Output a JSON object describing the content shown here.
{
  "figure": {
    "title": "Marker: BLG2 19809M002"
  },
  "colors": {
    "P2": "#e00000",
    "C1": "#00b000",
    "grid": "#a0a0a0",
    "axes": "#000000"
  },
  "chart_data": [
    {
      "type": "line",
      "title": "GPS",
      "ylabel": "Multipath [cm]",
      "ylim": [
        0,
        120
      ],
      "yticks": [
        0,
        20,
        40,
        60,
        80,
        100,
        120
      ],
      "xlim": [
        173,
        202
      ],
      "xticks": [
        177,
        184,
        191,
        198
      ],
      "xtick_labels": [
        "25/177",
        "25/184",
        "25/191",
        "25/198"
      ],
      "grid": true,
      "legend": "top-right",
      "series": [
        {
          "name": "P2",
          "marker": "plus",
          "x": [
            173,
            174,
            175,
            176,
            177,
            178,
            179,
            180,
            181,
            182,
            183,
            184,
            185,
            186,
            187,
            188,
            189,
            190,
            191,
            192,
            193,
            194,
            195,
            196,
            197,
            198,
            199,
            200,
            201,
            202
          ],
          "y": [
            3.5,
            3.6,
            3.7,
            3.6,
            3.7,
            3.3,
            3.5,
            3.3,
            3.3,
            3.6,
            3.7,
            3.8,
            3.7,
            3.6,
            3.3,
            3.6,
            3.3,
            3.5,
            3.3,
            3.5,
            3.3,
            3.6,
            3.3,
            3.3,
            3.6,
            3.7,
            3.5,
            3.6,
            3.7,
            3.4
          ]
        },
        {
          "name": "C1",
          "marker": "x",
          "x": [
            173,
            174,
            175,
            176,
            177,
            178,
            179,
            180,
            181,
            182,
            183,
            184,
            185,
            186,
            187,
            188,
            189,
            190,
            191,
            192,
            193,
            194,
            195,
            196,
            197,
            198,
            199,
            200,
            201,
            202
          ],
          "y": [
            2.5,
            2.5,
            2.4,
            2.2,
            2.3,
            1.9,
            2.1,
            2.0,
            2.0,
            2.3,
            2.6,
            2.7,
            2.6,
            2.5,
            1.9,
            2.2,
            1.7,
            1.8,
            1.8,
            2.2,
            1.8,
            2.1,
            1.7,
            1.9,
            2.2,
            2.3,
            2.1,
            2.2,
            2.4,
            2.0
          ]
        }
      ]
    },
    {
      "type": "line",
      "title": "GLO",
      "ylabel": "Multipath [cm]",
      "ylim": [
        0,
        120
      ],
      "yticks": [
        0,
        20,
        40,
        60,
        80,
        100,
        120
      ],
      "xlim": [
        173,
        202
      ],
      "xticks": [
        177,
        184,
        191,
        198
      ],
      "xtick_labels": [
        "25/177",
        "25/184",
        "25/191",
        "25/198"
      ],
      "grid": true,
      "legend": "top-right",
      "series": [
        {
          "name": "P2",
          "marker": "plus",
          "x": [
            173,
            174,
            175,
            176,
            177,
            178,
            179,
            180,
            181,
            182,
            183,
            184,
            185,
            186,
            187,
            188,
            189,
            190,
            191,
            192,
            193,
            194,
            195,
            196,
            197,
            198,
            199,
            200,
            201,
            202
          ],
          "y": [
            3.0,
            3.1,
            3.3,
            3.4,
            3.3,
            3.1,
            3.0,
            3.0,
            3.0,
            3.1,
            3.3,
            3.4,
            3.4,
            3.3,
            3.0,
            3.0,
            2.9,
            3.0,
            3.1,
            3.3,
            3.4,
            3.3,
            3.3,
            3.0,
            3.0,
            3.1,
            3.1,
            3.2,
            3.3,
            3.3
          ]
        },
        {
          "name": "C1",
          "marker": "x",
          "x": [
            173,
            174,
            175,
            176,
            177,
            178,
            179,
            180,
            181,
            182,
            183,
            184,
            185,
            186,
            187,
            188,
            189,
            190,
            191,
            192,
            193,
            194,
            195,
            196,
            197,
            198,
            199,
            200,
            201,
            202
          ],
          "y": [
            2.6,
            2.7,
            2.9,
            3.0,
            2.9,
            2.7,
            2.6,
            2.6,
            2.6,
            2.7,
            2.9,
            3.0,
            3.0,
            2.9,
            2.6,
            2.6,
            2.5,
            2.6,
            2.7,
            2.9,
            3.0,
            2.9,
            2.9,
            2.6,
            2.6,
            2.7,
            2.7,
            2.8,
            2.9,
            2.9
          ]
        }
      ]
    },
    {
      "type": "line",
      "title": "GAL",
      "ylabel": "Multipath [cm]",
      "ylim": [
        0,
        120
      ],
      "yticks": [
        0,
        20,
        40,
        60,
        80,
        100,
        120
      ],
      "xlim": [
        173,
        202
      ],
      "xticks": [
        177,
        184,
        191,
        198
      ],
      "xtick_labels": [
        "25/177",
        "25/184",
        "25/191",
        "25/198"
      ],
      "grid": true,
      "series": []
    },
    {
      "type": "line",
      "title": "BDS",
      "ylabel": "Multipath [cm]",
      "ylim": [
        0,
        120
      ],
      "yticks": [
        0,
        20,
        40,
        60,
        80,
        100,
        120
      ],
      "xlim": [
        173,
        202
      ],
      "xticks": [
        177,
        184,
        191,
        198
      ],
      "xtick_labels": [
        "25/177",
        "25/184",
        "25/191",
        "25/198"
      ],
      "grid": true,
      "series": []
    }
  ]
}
※
Aim of the task ▸
Using the entries above, find all lines with "title". Copy them.

Solution to this task ▸
    "title": "Marker: BLG2 19809M002"
      "title": "GPS",
      "title": "GLO",
      "title": "GAL",
      "title": "BDS",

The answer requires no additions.